* [WHAT IS NEEDED]: Repeat the material verbatim and drop the pictures.

* [RECORDS SHOWN]:
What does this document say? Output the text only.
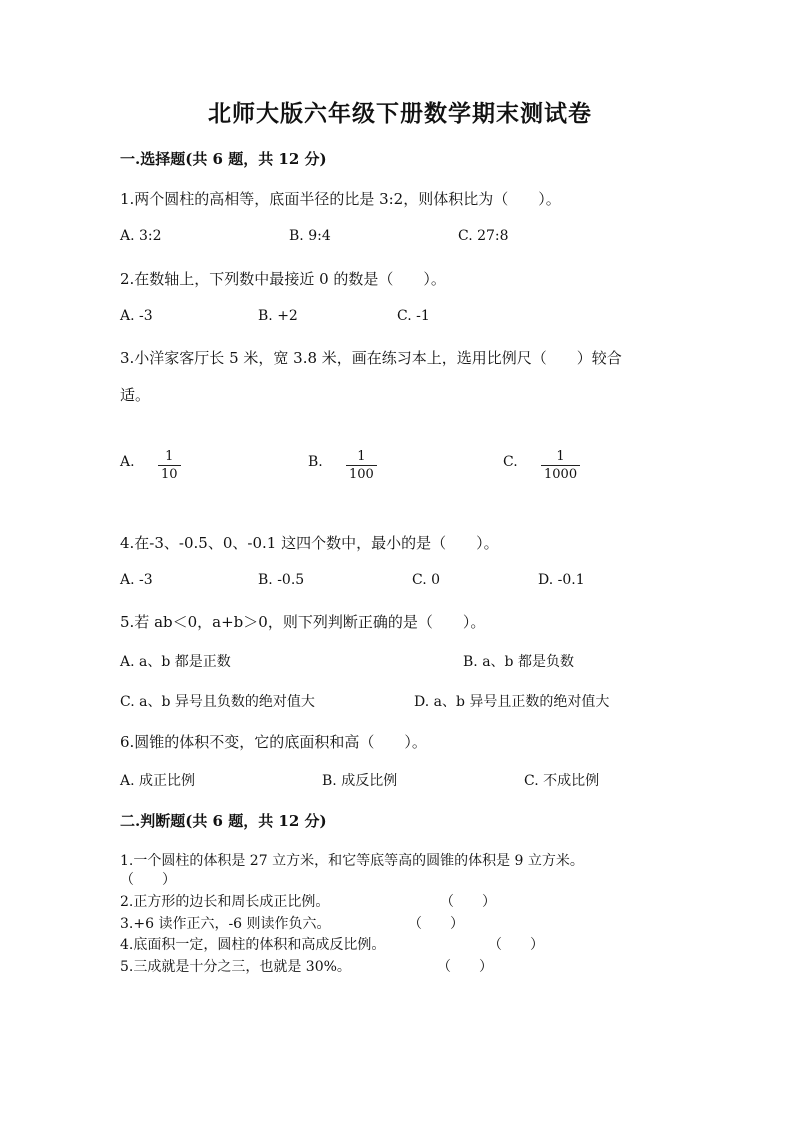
北师大版六年级下册数学期末测试卷
一.选择题(共 6 题，共 12 分)
1.两个圆柱的高相等，底面半径的比是 3:2，则体积比为（　　）。
A. 3:2	B. 9:4	C. 27:8
2.在数轴上，下列数中最接近 0 的数是（　　）。
A. -3	B. +2	C. -1
3.小洋家客厅长 5 米，宽 3.8 米，画在练习本上，选用比例尺（　　）较合
适。
A. $\frac{1}{10}$	B. $\frac{1}{100}$	C. $\frac{1}{1000}$
4.在-3、-0.5、0、-0.1 这四个数中，最小的是（　　）。
A. -3	B. -0.5	C. 0	D. -0.1
5.若 ab＜0，a+b＞0，则下列判断正确的是（　　）。
A. a、b 都是正数	B. a、b 都是负数
C. a、b 异号且负数的绝对值大	D. a、b 异号且正数的绝对值大
6.圆锥的体积不变，它的底面积和高（　　）。
A. 成正比例	B. 成反比例	C. 不成比例
二.判断题(共 6 题，共 12 分)
1.一个圆柱的体积是 27 立方米，和它等底等高的圆锥的体积是 9 立方米。
（　　）
2.正方形的边长和周长成正比例。	（　　）
3.+6 读作正六，-6 则读作负六。	（　　）
4.底面积一定，圆柱的体积和高成反比例。	（　　）
5.三成就是十分之三，也就是 30%。	（　　）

* [TASK SOLUTION]:
What does this document say? Output the text only.
北师大版六年级下册数学期末测试卷
一.选择题(共 6 题，共 12 分)
1.两个圆柱的高相等，底面半径的比是 3:2，则体积比为（　　）。
A. 3:2	B. 9:4	C. 27:8
2.在数轴上，下列数中最接近 0 的数是（　　）。
A. -3	B. +2	C. -1
3.小洋家客厅长 5 米，宽 3.8 米，画在练习本上，选用比例尺（　　）较合
适。
A. $\frac{1}{10}$	B. $\frac{1}{100}$	C. $\frac{1}{1000}$
4.在-3、-0.5、0、-0.1 这四个数中，最小的是（　　）。
A. -3	B. -0.5	C. 0	D. -0.1
5.若 ab＜0，a+b＞0，则下列判断正确的是（　　）。
A. a、b 都是正数	B. a、b 都是负数
C. a、b 异号且负数的绝对值大	D. a、b 异号且正数的绝对值大
6.圆锥的体积不变，它的底面积和高（　　）。
A. 成正比例	B. 成反比例	C. 不成比例
二.判断题(共 6 题，共 12 分)
1.一个圆柱的体积是 27 立方米，和它等底等高的圆锥的体积是 9 立方米。
（　　）
2.正方形的边长和周长成正比例。	（　　）
3.+6 读作正六，-6 则读作负六。	（　　）
4.底面积一定，圆柱的体积和高成反比例。	（　　）
5.三成就是十分之三，也就是 30%。	（　　）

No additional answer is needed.